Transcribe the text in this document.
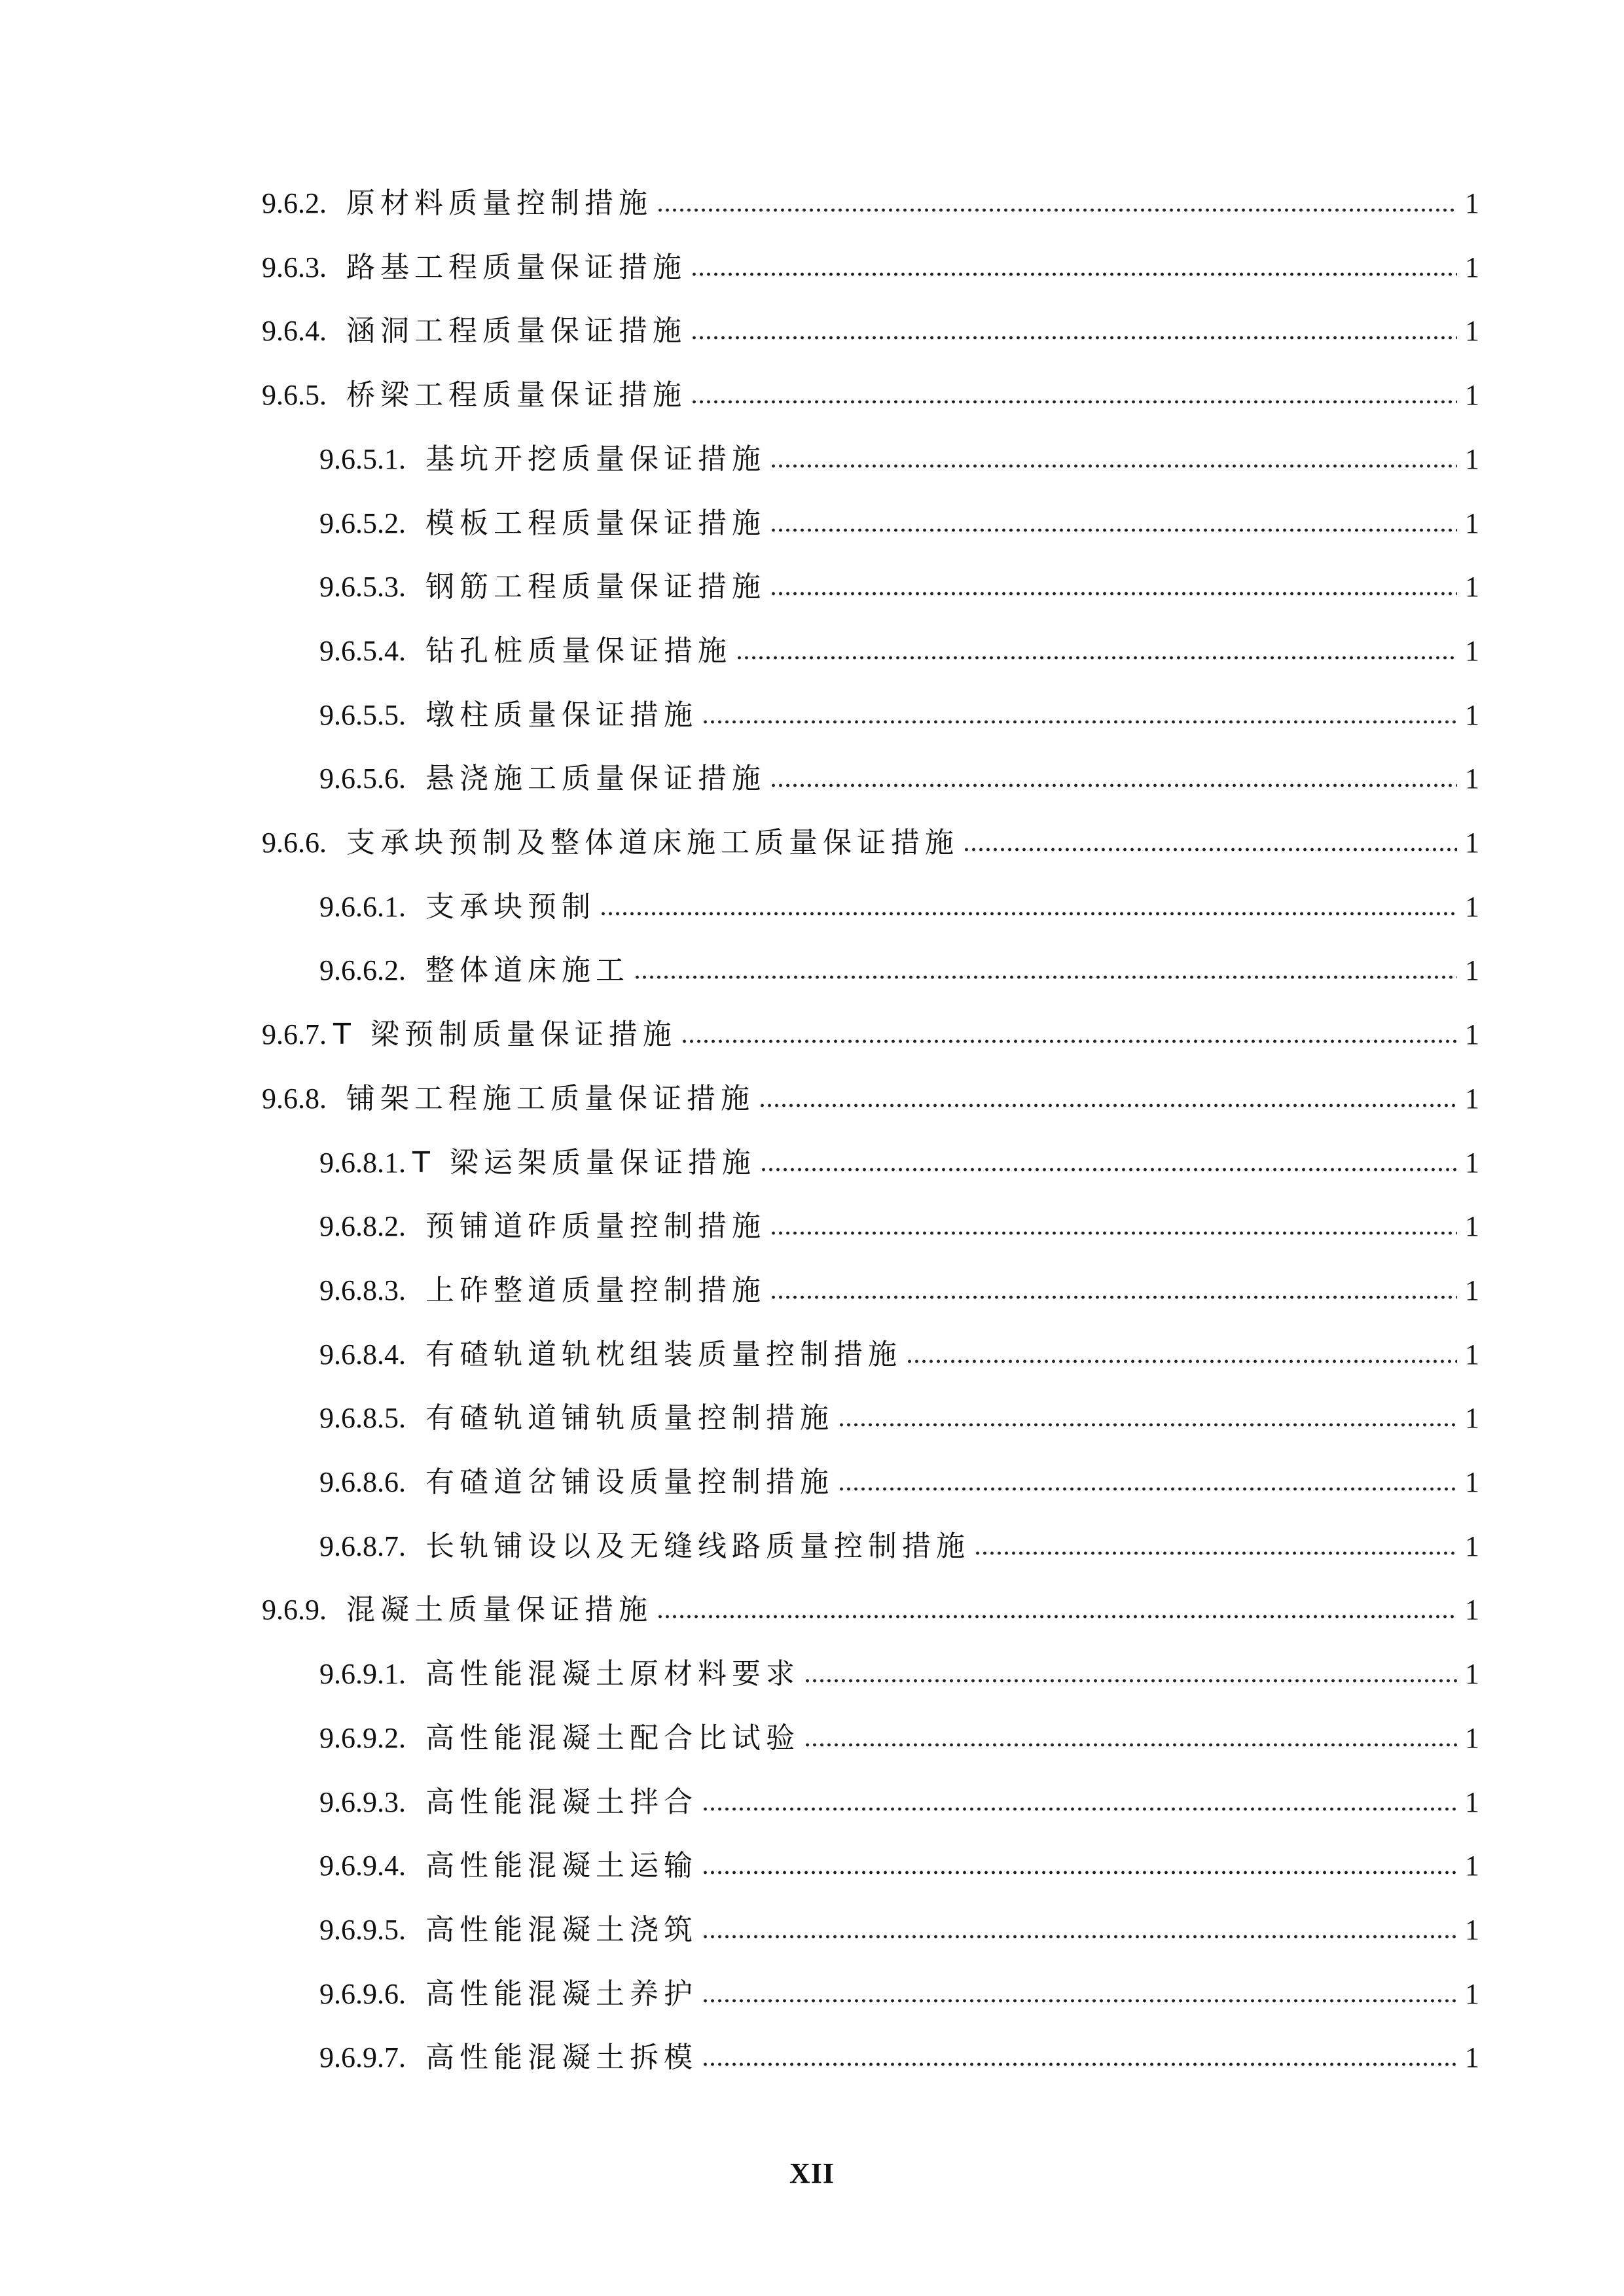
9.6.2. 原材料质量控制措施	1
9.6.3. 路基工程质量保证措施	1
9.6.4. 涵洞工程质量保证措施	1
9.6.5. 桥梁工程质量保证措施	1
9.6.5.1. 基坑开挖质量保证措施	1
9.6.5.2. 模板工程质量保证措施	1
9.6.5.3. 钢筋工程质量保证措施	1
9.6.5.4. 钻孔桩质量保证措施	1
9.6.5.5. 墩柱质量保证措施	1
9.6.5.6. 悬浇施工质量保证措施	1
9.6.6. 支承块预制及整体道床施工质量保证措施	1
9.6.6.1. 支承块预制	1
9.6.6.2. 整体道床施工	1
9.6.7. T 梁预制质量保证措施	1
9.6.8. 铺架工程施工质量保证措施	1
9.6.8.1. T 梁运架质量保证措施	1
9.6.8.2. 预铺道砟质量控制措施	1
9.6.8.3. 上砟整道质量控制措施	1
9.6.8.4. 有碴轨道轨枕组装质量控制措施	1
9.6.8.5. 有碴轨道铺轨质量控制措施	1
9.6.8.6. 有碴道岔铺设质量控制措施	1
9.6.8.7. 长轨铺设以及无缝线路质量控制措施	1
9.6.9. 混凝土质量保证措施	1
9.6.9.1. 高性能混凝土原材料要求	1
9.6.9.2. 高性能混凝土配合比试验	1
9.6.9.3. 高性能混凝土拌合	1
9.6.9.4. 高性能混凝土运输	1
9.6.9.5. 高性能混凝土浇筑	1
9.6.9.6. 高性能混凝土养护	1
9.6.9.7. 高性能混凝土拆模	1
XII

▬▬▬

EXERCISE AIM:
In your copy of the records, include no pictures; repeat everything else exactly.

SOLVED PROBLEM:
Transcribe the text in this document.
9.6.2. 原材料质量控制措施	1
9.6.3. 路基工程质量保证措施	1
9.6.4. 涵洞工程质量保证措施	1
9.6.5. 桥梁工程质量保证措施	1
9.6.5.1. 基坑开挖质量保证措施	1
9.6.5.2. 模板工程质量保证措施	1
9.6.5.3. 钢筋工程质量保证措施	1
9.6.5.4. 钻孔桩质量保证措施	1
9.6.5.5. 墩柱质量保证措施	1
9.6.5.6. 悬浇施工质量保证措施	1
9.6.6. 支承块预制及整体道床施工质量保证措施	1
9.6.6.1. 支承块预制	1
9.6.6.2. 整体道床施工	1
9.6.7. T 梁预制质量保证措施	1
9.6.8. 铺架工程施工质量保证措施	1
9.6.8.1. T 梁运架质量保证措施	1
9.6.8.2. 预铺道砟质量控制措施	1
9.6.8.3. 上砟整道质量控制措施	1
9.6.8.4. 有碴轨道轨枕组装质量控制措施	1
9.6.8.5. 有碴轨道铺轨质量控制措施	1
9.6.8.6. 有碴道岔铺设质量控制措施	1
9.6.8.7. 长轨铺设以及无缝线路质量控制措施	1
9.6.9. 混凝土质量保证措施	1
9.6.9.1. 高性能混凝土原材料要求	1
9.6.9.2. 高性能混凝土配合比试验	1
9.6.9.3. 高性能混凝土拌合	1
9.6.9.4. 高性能混凝土运输	1
9.6.9.5. 高性能混凝土浇筑	1
9.6.9.6. 高性能混凝土养护	1
9.6.9.7. 高性能混凝土拆模	1
XII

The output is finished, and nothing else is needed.